Extracted text:
He tried to read it and found it dry and boring, unlike how he remembered reading it in Chinese

 

I too find Moss Roberts version hard to read. The Chinese is not just more entertaining but also quite beautiful, no translation can do it justice - I've only read parts of it in sites that have both the English and Chinese versions.

 

I've read sample pages from the newest 3 volume translation by Yu Sumei, edited by Ronald Iverson. It's a much easier read than Moss Roberts' translation, much less stifled and wordy, without being too dumbed down.
https://www.amazon.co.uk/Three-Kingdoms-Translation-Celebrated-Classic/dp/0804843937/ref=asap_bc?ie=UTF8

 

I was weaned on online versions of Brewitt-Taylor's translation, which included corrections to the original, explanatory notes and comments. There's an abridged version (400+ pages, and a full one 1490pp.)  It was very popular among  gamers. I found these sources:

 

University of Adelaide
https://ebooks.adelaide.edu.au/l/literature/chinese/romance-of-the-three-kingdoms/index.html
(I can't see any notes)

Written instruction 1:
How many lines of the listing contain the string "selected"? Count case-sensitive matches and reply with the number alone.
The listing has nothing to do with the post on Three Kingdoms translations.

Exercise inputs:
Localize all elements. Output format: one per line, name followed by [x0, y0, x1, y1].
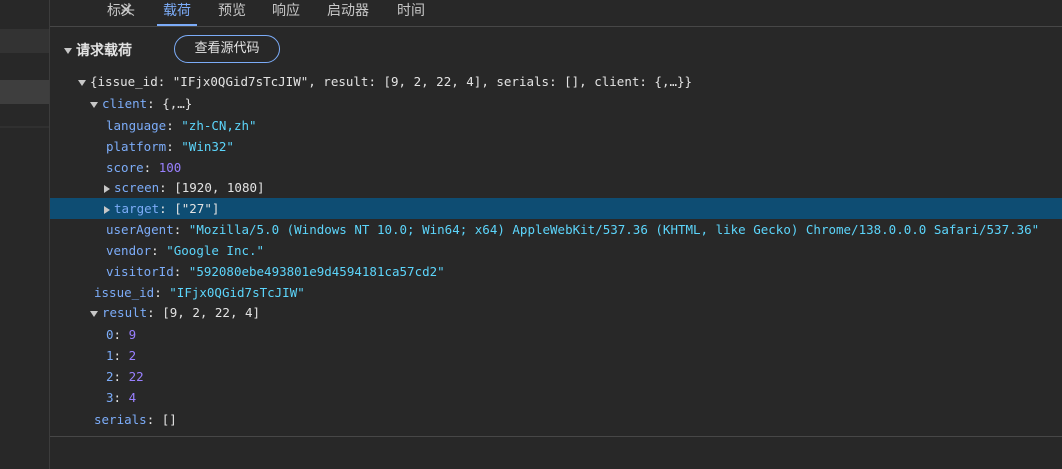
collapse-triangle-icon[interactable] [64, 48, 72, 54]
view-source-button[interactable]: 查看源代码 [174, 35, 280, 63]
key-score: score [106, 160, 144, 175]
value-visitorid: "592080ebe493801e9d4594181ca57cd2" [188, 264, 445, 279]
tree-row-result-2[interactable]: 2: 22 [50, 366, 1062, 387]
value-target: ["27"] [174, 201, 220, 216]
key-useragent: userAgent [106, 222, 174, 237]
tree-row-result-1[interactable]: 1: 2 [50, 345, 1062, 366]
client-summary: {,…} [162, 96, 193, 111]
tree-row-issue-id[interactable]: issue_id: "IFjx0QGid7sTcJIW" [50, 282, 1062, 303]
value-issue-id: "IFjx0QGid7sTcJIW" [169, 285, 305, 300]
expand-triangle-icon[interactable] [90, 310, 98, 317]
value-useragent: "Mozilla/5.0 (Windows NT 10.0; Win64; x6… [188, 222, 1040, 237]
value-number: 9 [128, 327, 137, 342]
value-serials: [] [161, 412, 177, 427]
tree-row-serials[interactable]: serials: [] [50, 409, 1062, 430]
section-bottom-divider [50, 436, 1062, 437]
key-index: 1 [106, 348, 114, 363]
key-index: 3 [106, 390, 114, 405]
tab-response[interactable]: 响应 [272, 0, 300, 26]
collapsed-triangle-icon[interactable] [104, 205, 110, 214]
tree-row-result-3[interactable]: 3: 4 [50, 387, 1062, 408]
left-pane [0, 0, 50, 469]
left-pane-row-selected[interactable] [0, 80, 49, 104]
tab-headers[interactable]: 标头 [107, 0, 135, 26]
left-pane-row[interactable] [0, 29, 49, 53]
value-language: "zh-CN,zh" [181, 118, 257, 133]
key-screen: screen [114, 180, 160, 195]
key-index: 2 [106, 369, 114, 384]
tree-row-result[interactable]: result: [9, 2, 22, 4] [50, 302, 1062, 323]
tab-preview[interactable]: 预览 [218, 0, 246, 26]
tab-timing[interactable]: 时间 [397, 0, 425, 26]
result-summary: [9, 2, 22, 4] [162, 305, 261, 320]
tree-row-screen[interactable]: screen: [1920, 1080] [50, 177, 1062, 198]
value-platform: "Win32" [181, 139, 234, 154]
value-number: 22 [128, 369, 144, 384]
tree-row-result-0[interactable]: 0: 9 [50, 324, 1062, 345]
expand-triangle-icon[interactable] [78, 79, 86, 86]
key-platform: platform [106, 139, 167, 154]
key-serials: serials [94, 412, 147, 427]
root-summary: {issue_id: "IFjx0QGid7sTcJIW", result: [… [90, 74, 693, 89]
expand-triangle-icon[interactable] [90, 101, 98, 108]
section-title: 请求载荷 [76, 43, 132, 59]
value-screen: [1920, 1080] [174, 180, 265, 195]
key-issue-id: issue_id [94, 285, 155, 300]
tree-row-useragent[interactable]: userAgent: "Mozilla/5.0 (Windows NT 10.0… [50, 219, 1062, 240]
key-target: target [114, 201, 160, 216]
tree-row-vendor[interactable]: vendor: "Google Inc." [50, 240, 1062, 261]
tree-row-platform[interactable]: platform: "Win32" [50, 136, 1062, 157]
tree-row-score[interactable]: score: 100 [50, 157, 1062, 178]
left-pane-divider [0, 126, 49, 128]
tree-row-language[interactable]: language: "zh-CN,zh" [50, 115, 1062, 136]
tree-row-target-selected[interactable]: target: ["27"] [50, 198, 1062, 219]
request-payload-section: 请求载荷 查看源代码 {issue_id: "IFjx0QGid7sTcJIW"… [50, 27, 1062, 436]
tree-root-row[interactable]: {issue_id: "IFjx0QGid7sTcJIW", result: [… [50, 71, 1062, 92]
section-header[interactable]: 请求载荷 [64, 40, 132, 60]
key-language: language [106, 118, 167, 133]
tab-payload[interactable]: 载荷 [157, 0, 197, 26]
value-vendor: "Google Inc." [166, 243, 265, 258]
key-client: client [102, 96, 148, 111]
key-index: 0 [106, 327, 114, 342]
tab-initiator[interactable]: 启动器 [327, 0, 369, 26]
key-vendor: vendor [106, 243, 152, 258]
key-visitorid: visitorId [106, 264, 174, 279]
tab-bar: ✕ 标头 载荷 预览 响应 启动器 时间 [50, 0, 1062, 27]
value-number: 4 [128, 390, 137, 405]
value-number: 2 [128, 348, 137, 363]
collapsed-triangle-icon[interactable] [104, 184, 110, 193]
tree-row-client[interactable]: client: {,…} [50, 93, 1062, 114]
key-result: result [102, 305, 148, 320]
tree-row-visitorid[interactable]: visitorId: "592080ebe493801e9d4594181ca5… [50, 261, 1062, 282]
value-score: 100 [158, 160, 182, 175]
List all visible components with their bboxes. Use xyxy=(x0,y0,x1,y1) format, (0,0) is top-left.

Written instruction 2:
Copy out the entire post about Three Kingdoms translations, word for word.

Full response 1:
2

Full response 2:
He tried to read it and found it dry and boring, unlike how he remembered reading it in Chinese

 

I too find Moss Roberts version hard to read. The Chinese is not just more entertaining but also quite beautiful, no translation can do it justice - I've only read parts of it in sites that have both the English and Chinese versions.

 

I've read sample pages from the newest 3 volume translation by Yu Sumei, edited by Ronald Iverson. It's a much easier read than Moss Roberts' translation, much less stifled and wordy, without being too dumbed down.
https://www.amazon.co.uk/Three-Kingdoms-Translation-Celebrated-Classic/dp/0804843937/ref=asap_bc?ie=UTF8

 

I was weaned on online versions of Brewitt-Taylor's translation, which included corrections to the original, explanatory notes and comments. There's an abridged version (400+ pages, and a full one 1490pp.)  It was very popular among  gamers. I found these sources:

 

University of Adelaide
https://ebooks.adelaide.edu.au/l/literature/chinese/romance-of-the-three-kingdoms/index.html
(I can't see any notes)